Stored rows.
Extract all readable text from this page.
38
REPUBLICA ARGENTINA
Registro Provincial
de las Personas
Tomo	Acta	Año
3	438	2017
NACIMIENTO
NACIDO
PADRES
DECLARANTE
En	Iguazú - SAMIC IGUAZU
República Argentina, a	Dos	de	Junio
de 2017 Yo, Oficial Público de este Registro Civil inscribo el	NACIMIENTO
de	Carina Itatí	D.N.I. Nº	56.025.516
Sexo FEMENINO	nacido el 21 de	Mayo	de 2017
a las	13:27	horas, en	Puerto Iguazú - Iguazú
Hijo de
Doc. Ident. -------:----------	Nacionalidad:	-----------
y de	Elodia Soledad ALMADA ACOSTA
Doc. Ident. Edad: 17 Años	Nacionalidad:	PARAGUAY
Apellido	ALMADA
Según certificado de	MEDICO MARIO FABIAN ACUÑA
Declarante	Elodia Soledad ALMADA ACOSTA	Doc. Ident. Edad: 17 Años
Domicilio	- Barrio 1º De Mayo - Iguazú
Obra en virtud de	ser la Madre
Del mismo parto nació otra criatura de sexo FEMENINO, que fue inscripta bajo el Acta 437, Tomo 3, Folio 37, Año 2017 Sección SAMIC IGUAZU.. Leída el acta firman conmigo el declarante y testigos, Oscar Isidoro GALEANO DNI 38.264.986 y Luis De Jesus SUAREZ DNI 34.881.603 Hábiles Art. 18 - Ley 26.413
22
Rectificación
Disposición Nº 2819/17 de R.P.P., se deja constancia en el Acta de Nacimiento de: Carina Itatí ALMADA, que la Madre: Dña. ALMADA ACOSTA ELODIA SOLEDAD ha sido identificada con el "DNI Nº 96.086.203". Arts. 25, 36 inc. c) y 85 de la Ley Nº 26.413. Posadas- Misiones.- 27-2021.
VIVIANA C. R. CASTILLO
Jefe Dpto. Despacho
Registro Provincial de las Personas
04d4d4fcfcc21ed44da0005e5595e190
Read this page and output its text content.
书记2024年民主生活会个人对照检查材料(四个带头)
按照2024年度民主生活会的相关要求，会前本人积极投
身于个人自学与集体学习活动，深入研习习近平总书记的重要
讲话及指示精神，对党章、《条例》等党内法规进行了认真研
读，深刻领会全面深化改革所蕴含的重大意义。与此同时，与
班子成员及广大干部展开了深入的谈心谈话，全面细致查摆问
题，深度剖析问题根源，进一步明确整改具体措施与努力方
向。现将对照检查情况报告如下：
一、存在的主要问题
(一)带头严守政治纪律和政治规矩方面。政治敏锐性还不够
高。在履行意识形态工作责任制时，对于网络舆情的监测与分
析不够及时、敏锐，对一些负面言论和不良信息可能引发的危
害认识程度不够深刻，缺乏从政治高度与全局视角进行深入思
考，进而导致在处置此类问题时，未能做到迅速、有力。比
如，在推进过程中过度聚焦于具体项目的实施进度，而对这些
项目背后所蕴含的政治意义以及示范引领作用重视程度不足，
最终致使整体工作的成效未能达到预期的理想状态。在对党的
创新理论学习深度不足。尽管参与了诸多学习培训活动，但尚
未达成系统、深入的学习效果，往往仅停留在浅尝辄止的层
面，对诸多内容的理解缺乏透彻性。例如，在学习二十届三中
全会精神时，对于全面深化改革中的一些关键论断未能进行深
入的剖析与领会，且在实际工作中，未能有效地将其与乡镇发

Your objective. Print out the whole listing exactly as it appears.

Exercise result.
Extract all readable text from this page.
38
REPUBLICA ARGENTINA
Registro Provincial
de las Personas
Tomo	Acta	Año
3	438	2017
NACIMIENTO
NACIDO
PADRES
DECLARANTE
En	Iguazú - SAMIC IGUAZU
República Argentina, a	Dos	de	Junio
de 2017 Yo, Oficial Público de este Registro Civil inscribo el	NACIMIENTO
de	Carina Itatí	D.N.I. Nº	56.025.516
Sexo FEMENINO	nacido el 21 de	Mayo	de 2017
a las	13:27	horas, en	Puerto Iguazú - Iguazú
Hijo de
Doc. Ident. -------:----------	Nacionalidad:	-----------
y de	Elodia Soledad ALMADA ACOSTA
Doc. Ident. Edad: 17 Años	Nacionalidad:	PARAGUAY
Apellido	ALMADA
Según certificado de	MEDICO MARIO FABIAN ACUÑA
Declarante	Elodia Soledad ALMADA ACOSTA	Doc. Ident. Edad: 17 Años
Domicilio	- Barrio 1º De Mayo - Iguazú
Obra en virtud de	ser la Madre
Del mismo parto nació otra criatura de sexo FEMENINO, que fue inscripta bajo el Acta 437, Tomo 3, Folio 37, Año 2017 Sección SAMIC IGUAZU.. Leída el acta firman conmigo el declarante y testigos, Oscar Isidoro GALEANO DNI 38.264.986 y Luis De Jesus SUAREZ DNI 34.881.603 Hábiles Art. 18 - Ley 26.413
22
Rectificación
Disposición Nº 2819/17 de R.P.P., se deja constancia en el Acta de Nacimiento de: Carina Itatí ALMADA, que la Madre: Dña. ALMADA ACOSTA ELODIA SOLEDAD ha sido identificada con el "DNI Nº 96.086.203". Arts. 25, 36 inc. c) y 85 de la Ley Nº 26.413. Posadas- Misiones.- 27-2021.
VIVIANA C. R. CASTILLO
Jefe Dpto. Despacho
Registro Provincial de las Personas
04d4d4fcfcc21ed44da0005e5595e190
Read this page and output its text content.
书记2024年民主生活会个人对照检查材料(四个带头)
按照2024年度民主生活会的相关要求，会前本人积极投
身于个人自学与集体学习活动，深入研习习近平总书记的重要
讲话及指示精神，对党章、《条例》等党内法规进行了认真研
读，深刻领会全面深化改革所蕴含的重大意义。与此同时，与
班子成员及广大干部展开了深入的谈心谈话，全面细致查摆问
题，深度剖析问题根源，进一步明确整改具体措施与努力方
向。现将对照检查情况报告如下：
一、存在的主要问题
(一)带头严守政治纪律和政治规矩方面。政治敏锐性还不够
高。在履行意识形态工作责任制时，对于网络舆情的监测与分
析不够及时、敏锐，对一些负面言论和不良信息可能引发的危
害认识程度不够深刻，缺乏从政治高度与全局视角进行深入思
考，进而导致在处置此类问题时，未能做到迅速、有力。比
如，在推进过程中过度聚焦于具体项目的实施进度，而对这些
项目背后所蕴含的政治意义以及示范引领作用重视程度不足，
最终致使整体工作的成效未能达到预期的理想状态。在对党的
创新理论学习深度不足。尽管参与了诸多学习培训活动，但尚
未达成系统、深入的学习效果，往往仅停留在浅尝辄止的层
面，对诸多内容的理解缺乏透彻性。例如，在学习二十届三中
全会精神时，对于全面深化改革中的一些关键论断未能进行深
入的剖析与领会，且在实际工作中，未能有效地将其与乡镇发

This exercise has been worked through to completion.